- _The data_
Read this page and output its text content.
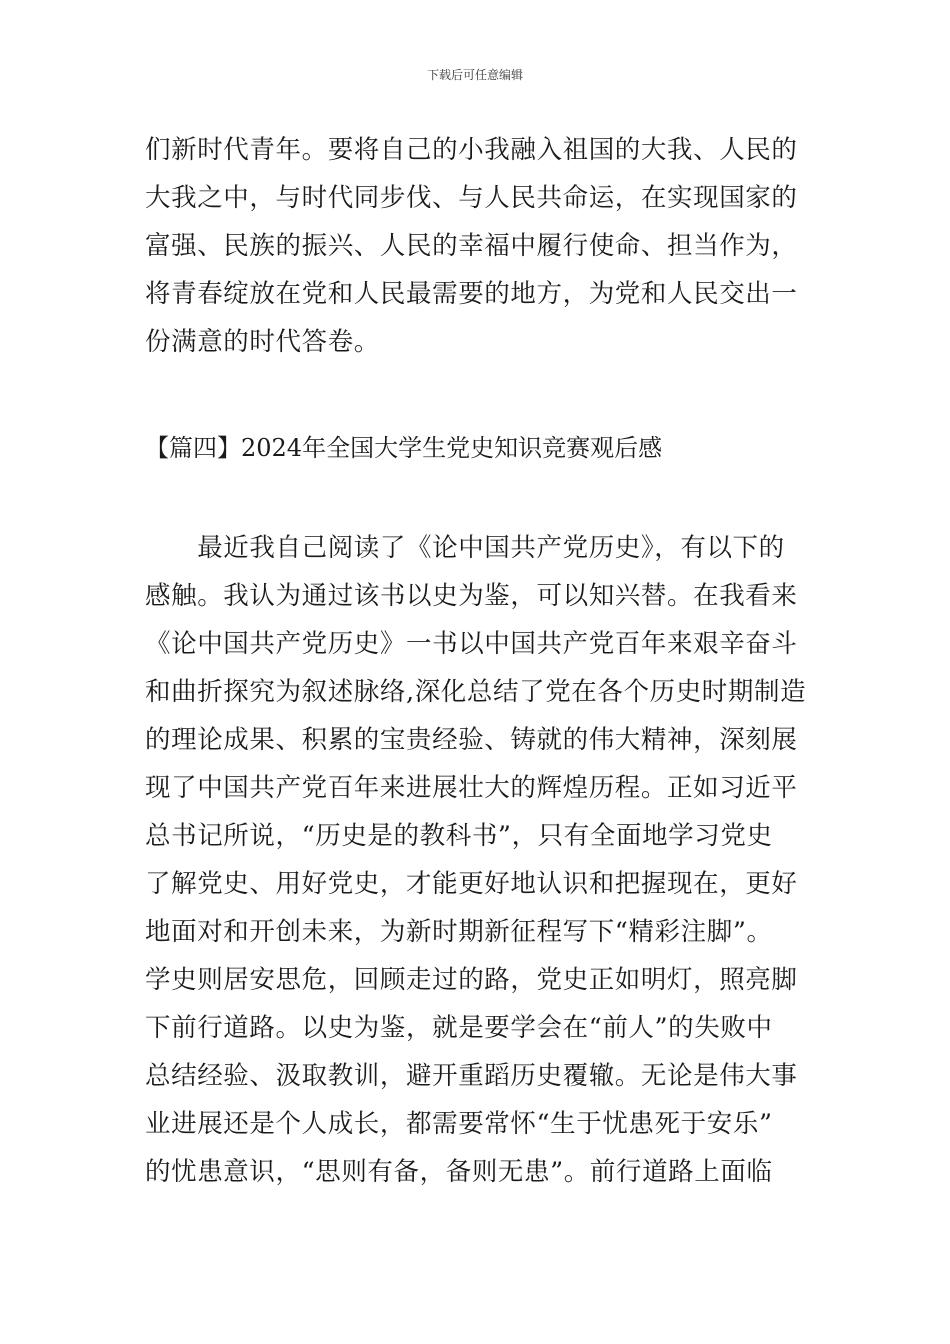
下载后可任意编辑
们新时代青年。要将自己的小我融入祖国的大我、人民的
大我之中，与时代同步伐、与人民共命运，在实现国家的
富强、民族的振兴、人民的幸福中履行使命、担当作为，
将青春绽放在党和人民最需要的地方，为党和人民交出一
份满意的时代答卷。
【篇四】2024年全国大学生党史知识竞赛观后感
　　最近我自己阅读了《论中国共产党历史》，有以下的
感触。我认为通过该书以史为鉴，可以知兴替。在我看来
《论中国共产党历史》一书以中国共产党百年来艰辛奋斗
和曲折探究为叙述脉络,深化总结了党在各个历史时期制造
的理论成果、积累的宝贵经验、铸就的伟大精神，深刻展
现了中国共产党百年来进展壮大的辉煌历程。正如习近平
总书记所说，“历史是的教科书”，只有全面地学习党史
了解党史、用好党史，才能更好地认识和把握现在，更好
地面对和开创未来，为新时期新征程写下“精彩注脚”。
学史则居安思危，回顾走过的路，党史正如明灯，照亮脚
下前行道路。以史为鉴，就是要学会在“前人”的失败中
总结经验、汲取教训，避开重蹈历史覆辙。无论是伟大事
业进展还是个人成长，都需要常怀“生于忧患死于安乐”
的忧患意识，“思则有备，备则无患”。前行道路上面临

- _Stated exercise_
Repeat the material verbatim. Do not carry over any picture.

- _Result of the exercise_
Read this page and output its text content.
下载后可任意编辑
们新时代青年。要将自己的小我融入祖国的大我、人民的
大我之中，与时代同步伐、与人民共命运，在实现国家的
富强、民族的振兴、人民的幸福中履行使命、担当作为，
将青春绽放在党和人民最需要的地方，为党和人民交出一
份满意的时代答卷。
【篇四】2024年全国大学生党史知识竞赛观后感
　　最近我自己阅读了《论中国共产党历史》，有以下的
感触。我认为通过该书以史为鉴，可以知兴替。在我看来
《论中国共产党历史》一书以中国共产党百年来艰辛奋斗
和曲折探究为叙述脉络,深化总结了党在各个历史时期制造
的理论成果、积累的宝贵经验、铸就的伟大精神，深刻展
现了中国共产党百年来进展壮大的辉煌历程。正如习近平
总书记所说，“历史是的教科书”，只有全面地学习党史
了解党史、用好党史，才能更好地认识和把握现在，更好
地面对和开创未来，为新时期新征程写下“精彩注脚”。
学史则居安思危，回顾走过的路，党史正如明灯，照亮脚
下前行道路。以史为鉴，就是要学会在“前人”的失败中
总结经验、汲取教训，避开重蹈历史覆辙。无论是伟大事
业进展还是个人成长，都需要常怀“生于忧患死于安乐”
的忧患意识，“思则有备，备则无患”。前行道路上面临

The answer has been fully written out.